__Exercise details__:
Copy everything from the start of the records below down to the line that contains "math-term: a: [183, 553, 190, 569]", keeping each line exactly as it appears.

__Stored data__:
## START
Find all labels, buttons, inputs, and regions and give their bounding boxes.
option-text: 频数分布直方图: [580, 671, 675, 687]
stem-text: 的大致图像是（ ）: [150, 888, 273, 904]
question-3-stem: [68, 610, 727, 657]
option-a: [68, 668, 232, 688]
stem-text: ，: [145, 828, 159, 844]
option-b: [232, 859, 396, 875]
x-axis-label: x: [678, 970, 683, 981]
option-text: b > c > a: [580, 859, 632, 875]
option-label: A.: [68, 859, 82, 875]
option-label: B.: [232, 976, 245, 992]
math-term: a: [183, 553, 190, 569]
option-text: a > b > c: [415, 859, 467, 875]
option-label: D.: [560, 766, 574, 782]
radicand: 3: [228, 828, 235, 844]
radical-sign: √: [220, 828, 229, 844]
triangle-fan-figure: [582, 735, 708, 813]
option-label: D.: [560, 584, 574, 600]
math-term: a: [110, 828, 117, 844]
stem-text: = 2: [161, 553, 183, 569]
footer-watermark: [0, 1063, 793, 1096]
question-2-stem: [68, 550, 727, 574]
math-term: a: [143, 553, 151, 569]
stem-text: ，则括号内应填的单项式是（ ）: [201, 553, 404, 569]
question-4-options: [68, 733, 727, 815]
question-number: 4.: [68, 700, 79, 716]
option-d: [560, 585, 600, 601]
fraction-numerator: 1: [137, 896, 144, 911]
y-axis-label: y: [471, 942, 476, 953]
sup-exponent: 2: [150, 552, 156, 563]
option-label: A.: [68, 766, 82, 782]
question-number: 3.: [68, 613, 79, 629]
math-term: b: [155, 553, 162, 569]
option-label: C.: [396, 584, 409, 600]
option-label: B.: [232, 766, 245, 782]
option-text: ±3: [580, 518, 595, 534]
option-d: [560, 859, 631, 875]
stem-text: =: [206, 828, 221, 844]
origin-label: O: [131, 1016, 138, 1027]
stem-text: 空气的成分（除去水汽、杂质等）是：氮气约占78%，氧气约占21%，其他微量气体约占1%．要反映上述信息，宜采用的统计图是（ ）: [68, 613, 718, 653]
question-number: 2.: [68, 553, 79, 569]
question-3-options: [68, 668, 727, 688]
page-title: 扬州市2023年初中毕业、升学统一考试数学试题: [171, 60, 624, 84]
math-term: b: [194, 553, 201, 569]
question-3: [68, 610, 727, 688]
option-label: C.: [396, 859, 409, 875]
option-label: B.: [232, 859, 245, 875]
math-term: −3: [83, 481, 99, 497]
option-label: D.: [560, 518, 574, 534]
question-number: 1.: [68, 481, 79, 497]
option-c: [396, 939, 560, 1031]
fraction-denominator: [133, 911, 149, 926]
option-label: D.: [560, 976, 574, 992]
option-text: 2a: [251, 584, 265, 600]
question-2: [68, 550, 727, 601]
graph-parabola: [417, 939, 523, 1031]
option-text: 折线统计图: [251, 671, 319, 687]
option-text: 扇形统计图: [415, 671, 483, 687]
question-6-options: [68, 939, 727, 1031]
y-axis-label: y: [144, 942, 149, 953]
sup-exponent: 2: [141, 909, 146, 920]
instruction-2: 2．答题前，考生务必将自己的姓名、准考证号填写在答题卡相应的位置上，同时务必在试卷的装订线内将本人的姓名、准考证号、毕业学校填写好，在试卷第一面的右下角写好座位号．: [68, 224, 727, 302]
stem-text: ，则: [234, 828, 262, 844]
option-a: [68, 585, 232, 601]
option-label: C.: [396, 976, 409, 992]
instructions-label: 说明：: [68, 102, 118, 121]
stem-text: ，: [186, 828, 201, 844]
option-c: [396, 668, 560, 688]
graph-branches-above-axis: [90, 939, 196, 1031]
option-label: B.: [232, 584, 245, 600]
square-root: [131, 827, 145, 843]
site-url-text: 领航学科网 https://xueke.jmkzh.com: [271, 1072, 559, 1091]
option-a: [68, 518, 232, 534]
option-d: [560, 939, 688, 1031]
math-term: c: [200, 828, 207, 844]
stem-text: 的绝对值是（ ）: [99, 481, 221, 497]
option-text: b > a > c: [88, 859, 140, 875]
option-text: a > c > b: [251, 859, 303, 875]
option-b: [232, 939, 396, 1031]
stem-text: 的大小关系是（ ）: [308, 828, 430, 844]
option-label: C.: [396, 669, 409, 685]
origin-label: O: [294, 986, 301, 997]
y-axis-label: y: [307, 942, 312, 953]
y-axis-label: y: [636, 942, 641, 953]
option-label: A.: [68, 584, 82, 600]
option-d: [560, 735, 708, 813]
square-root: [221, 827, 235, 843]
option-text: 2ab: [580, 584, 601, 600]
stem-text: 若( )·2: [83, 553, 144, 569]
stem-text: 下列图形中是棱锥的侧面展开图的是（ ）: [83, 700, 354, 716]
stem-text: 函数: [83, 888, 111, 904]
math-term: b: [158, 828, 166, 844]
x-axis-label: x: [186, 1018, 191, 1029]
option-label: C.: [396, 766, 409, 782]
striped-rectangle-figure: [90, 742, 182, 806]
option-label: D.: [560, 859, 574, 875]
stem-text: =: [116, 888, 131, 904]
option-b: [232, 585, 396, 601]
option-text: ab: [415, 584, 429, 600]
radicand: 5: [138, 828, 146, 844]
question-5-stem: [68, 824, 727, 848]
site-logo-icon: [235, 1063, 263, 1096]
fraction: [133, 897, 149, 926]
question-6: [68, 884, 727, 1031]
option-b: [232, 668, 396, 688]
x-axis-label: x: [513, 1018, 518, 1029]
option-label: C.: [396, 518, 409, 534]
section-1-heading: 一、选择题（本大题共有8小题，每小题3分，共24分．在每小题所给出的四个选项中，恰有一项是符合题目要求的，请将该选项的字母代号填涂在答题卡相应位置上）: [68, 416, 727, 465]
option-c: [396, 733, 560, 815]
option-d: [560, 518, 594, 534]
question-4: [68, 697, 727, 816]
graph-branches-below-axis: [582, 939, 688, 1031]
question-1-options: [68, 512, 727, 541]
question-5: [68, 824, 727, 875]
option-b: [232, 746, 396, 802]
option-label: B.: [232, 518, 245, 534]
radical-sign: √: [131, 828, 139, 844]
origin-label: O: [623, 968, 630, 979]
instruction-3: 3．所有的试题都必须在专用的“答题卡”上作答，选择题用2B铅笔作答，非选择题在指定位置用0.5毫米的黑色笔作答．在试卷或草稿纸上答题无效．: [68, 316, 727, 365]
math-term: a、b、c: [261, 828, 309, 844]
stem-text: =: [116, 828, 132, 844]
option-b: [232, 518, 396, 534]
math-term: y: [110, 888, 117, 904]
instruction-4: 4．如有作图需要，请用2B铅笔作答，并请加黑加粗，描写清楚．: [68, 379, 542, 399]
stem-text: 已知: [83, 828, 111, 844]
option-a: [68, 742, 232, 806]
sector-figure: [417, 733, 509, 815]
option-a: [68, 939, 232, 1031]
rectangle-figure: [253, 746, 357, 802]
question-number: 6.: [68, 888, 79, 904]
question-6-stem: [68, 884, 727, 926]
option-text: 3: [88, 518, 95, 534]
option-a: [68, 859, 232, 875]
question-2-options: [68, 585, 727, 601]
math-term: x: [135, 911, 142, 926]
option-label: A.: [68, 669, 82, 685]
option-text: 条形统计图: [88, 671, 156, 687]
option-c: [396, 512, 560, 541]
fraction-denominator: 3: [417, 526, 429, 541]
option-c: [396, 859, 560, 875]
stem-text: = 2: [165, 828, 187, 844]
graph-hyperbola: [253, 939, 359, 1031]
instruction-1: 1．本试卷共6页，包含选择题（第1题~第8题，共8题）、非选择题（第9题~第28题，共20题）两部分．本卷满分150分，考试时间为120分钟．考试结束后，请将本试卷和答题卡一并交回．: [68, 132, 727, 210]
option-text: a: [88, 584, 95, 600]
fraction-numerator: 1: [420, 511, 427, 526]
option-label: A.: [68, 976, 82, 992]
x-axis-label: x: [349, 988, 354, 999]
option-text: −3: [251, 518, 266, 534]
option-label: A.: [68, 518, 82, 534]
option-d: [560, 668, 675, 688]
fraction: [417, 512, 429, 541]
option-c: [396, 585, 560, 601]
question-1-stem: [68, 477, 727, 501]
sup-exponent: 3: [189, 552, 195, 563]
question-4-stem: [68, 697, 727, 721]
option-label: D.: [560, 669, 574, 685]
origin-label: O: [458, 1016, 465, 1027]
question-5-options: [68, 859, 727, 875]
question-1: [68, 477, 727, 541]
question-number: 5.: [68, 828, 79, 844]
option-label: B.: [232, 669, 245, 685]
## END
__Answer to the task__:
Find all labels, buttons, inputs, and regions and give their bounding boxes.
option-text: 频数分布直方图: [580, 671, 675, 687]
stem-text: 的大致图像是（ ）: [150, 888, 273, 904]
question-3-stem: [68, 610, 727, 657]
option-a: [68, 668, 232, 688]
stem-text: ，: [145, 828, 159, 844]
option-b: [232, 859, 396, 875]
x-axis-label: x: [678, 970, 683, 981]
option-text: b > c > a: [580, 859, 632, 875]
option-label: A.: [68, 859, 82, 875]
option-label: B.: [232, 976, 245, 992]
math-term: a: [183, 553, 190, 569]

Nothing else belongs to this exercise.